Search the material for the word "кредитной" and copy each line that holds it.

▸ **The input**:
════════════════════
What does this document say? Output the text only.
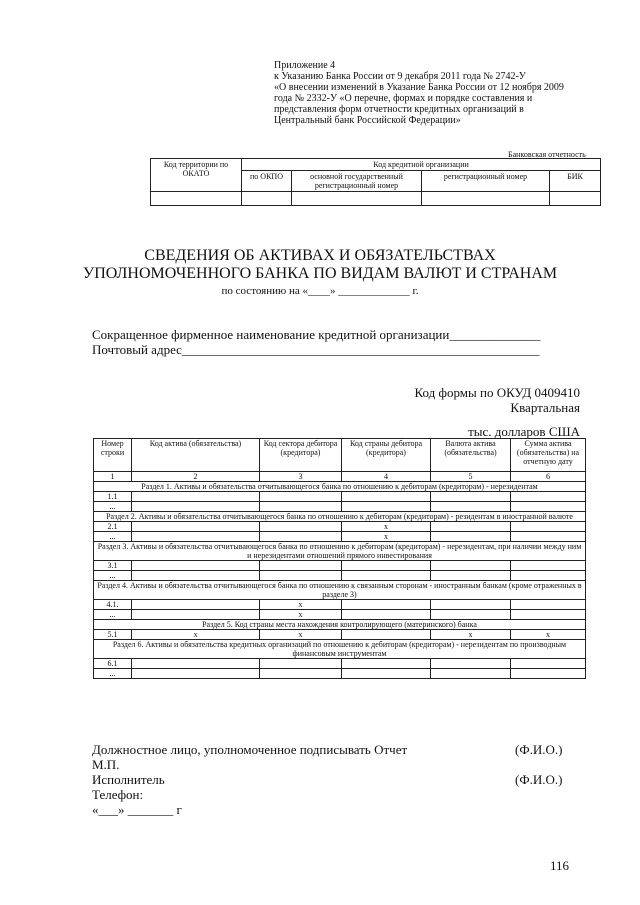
Приложение 4
к Указанию Банка России от 9 декабря 2011 года № 2742-У
«О внесении изменений в Указание Банка России от 12 ноября 2009
года № 2332-У «О перечне, формах и порядке составления и
представления форм отчетности кредитных организаций в
Центральный банк Российской Федерации»
Банковская отчетность
Код территории по ОКАТО	Код кредитной организации			
	по ОКПО	основной государственный регистрационный номер	регистрационный номер	БИК

СВЕДЕНИЯ ОБ АКТИВАХ И ОБЯЗАТЕЛЬСТВАХ
УПОЛНОМОЧЕННОГО БАНКА ПО ВИДАМ ВАЛЮТ И СТРАНАМ
по состоянию на «____» _____________ г.
Сокращенное фирменное наименование кредитной организации______________
Почтовый адрес_______________________________________________________
Код формы по ОКУД 0409410
Квартальная
тыс. долларов США
Номер строки	Код актива (обязательства)	Код сектора дебитора (кредитора)	Код страны дебитора (кредитора)	Валюта актива (обязательства)	Сумма актива (обязательства) на отчетную дату
1	2	3	4	5	6
Раздел 1. Активы и обязательства отчитывающегося банка по отношению к дебиторам (кредиторам) - нерезидентам					
1.1					
...					
Раздел 2. Активы и обязательства отчитывающегося банка по отношению к дебиторам (кредиторам) - резидентам в иностранной валюте					
2.1			x		
...			x		
Раздел 3. Активы и обязательства отчитывающегося банка по отношению к дебиторам (кредиторам) - нерезидентам, при наличии между ним и нерезидентами отношений прямого инвестирования					
3.1					
...					
Раздел 4. Активы и обязательства отчитывающегося банка по отношению к связанным сторонам - иностранным банкам (кроме отраженных в разделе 3)					
4.1.		x			
...		x			
Раздел 5. Код страны места нахождения контролирующего (материнского) банка					
5.1	x	x		x	x
Раздел 6. Активы и обязательства кредитных организаций по отношению к дебиторам (кредиторам) - нерезидентам по производным финансовым инструментам					
6.1					
...					
Должностное лицо, уполномоченное подписывать Отчет
М.П.
Исполнитель
Телефон:
«___» _______ г
(Ф.И.О.)
(Ф.И.О.)
116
════════════════════
▸ **Solution**:
Код территории по ОКАТО	Код кредитной организации			
Сокращенное фирменное наименование кредитной организации______________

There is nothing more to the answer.